Dataset items
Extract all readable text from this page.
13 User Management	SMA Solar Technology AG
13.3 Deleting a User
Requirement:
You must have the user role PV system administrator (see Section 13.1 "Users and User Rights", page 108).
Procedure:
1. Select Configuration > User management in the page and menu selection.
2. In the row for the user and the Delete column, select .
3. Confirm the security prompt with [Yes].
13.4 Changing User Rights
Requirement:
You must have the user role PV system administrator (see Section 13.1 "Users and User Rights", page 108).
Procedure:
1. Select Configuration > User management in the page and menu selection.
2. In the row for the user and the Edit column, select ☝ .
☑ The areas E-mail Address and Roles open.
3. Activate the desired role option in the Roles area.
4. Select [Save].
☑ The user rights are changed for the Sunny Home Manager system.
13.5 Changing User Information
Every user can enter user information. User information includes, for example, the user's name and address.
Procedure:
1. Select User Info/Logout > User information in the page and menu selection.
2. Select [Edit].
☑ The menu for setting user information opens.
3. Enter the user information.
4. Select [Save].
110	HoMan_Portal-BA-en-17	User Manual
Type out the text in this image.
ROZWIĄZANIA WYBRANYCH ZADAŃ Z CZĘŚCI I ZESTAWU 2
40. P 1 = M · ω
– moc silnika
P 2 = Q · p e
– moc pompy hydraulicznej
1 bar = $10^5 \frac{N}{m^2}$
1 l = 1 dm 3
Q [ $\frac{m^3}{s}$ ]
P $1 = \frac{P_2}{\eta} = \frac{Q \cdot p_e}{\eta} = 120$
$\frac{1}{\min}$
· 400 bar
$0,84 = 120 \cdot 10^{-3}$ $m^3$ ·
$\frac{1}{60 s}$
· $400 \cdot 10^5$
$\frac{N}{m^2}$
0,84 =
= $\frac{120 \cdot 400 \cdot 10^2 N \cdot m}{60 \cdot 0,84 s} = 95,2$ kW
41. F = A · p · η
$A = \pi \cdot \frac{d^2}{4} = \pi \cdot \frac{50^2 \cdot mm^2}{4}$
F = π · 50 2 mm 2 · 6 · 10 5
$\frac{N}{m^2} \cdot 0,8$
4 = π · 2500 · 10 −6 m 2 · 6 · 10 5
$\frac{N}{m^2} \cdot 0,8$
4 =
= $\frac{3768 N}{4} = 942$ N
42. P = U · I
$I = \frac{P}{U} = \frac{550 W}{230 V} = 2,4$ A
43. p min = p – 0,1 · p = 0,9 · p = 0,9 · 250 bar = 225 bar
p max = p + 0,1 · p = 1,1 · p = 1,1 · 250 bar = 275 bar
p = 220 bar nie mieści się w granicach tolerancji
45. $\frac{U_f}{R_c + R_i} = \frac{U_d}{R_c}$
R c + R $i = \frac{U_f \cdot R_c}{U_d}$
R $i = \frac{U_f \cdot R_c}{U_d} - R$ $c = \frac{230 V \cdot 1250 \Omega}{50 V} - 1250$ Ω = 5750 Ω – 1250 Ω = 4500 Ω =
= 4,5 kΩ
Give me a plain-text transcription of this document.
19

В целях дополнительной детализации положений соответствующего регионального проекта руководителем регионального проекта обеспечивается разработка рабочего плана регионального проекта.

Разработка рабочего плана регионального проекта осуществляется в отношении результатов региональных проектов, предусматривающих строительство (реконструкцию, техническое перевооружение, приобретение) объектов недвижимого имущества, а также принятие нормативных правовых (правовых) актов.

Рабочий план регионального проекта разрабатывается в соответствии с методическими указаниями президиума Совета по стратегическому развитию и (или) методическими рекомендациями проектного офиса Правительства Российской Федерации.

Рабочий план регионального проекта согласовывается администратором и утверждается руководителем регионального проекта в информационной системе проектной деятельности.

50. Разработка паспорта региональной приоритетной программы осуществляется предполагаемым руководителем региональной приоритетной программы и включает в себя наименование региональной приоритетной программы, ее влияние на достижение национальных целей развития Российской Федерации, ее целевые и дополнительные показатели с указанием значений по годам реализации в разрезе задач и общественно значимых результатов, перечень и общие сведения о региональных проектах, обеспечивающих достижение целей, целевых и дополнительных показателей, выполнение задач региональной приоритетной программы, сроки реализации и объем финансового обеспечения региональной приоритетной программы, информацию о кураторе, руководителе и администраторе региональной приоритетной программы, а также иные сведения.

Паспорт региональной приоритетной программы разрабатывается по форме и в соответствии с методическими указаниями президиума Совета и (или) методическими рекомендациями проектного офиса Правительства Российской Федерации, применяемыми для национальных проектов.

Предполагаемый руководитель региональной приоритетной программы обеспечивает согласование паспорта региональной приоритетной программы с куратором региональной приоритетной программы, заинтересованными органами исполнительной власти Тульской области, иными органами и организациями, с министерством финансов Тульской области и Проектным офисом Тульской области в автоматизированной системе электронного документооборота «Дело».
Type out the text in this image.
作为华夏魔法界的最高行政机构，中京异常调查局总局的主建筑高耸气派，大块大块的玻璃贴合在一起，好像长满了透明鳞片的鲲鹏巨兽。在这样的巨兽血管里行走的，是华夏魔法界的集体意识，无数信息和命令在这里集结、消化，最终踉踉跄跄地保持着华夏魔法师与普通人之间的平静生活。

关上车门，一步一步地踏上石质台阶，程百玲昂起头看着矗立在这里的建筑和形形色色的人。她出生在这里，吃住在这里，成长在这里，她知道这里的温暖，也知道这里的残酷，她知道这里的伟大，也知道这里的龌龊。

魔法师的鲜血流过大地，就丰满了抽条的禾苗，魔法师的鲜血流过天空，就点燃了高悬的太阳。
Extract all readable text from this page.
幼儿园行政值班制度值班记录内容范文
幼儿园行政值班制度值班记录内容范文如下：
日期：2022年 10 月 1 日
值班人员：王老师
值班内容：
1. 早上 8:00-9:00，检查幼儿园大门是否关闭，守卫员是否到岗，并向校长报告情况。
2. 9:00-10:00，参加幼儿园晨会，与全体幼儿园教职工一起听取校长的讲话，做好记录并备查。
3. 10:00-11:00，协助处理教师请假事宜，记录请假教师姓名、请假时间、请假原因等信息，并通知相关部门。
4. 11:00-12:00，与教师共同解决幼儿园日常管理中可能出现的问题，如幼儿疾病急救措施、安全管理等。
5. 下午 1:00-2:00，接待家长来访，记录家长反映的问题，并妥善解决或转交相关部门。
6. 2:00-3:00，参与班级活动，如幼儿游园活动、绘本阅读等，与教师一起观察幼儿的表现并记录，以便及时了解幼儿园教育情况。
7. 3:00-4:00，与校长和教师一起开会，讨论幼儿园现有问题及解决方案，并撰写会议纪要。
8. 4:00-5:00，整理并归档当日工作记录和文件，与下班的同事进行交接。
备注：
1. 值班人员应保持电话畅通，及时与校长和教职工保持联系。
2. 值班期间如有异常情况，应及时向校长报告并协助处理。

-- EXERCISE --
Collect every line from the records above that contains the word "menu".

-- EXERCISE RESULT --
1. Select Configuration > User management in the page and menu selection.
1. Select Configuration > User management in the page and menu selection.
1. Select User Info/Logout > User information in the page and menu selection.
☑ The menu for setting user information opens.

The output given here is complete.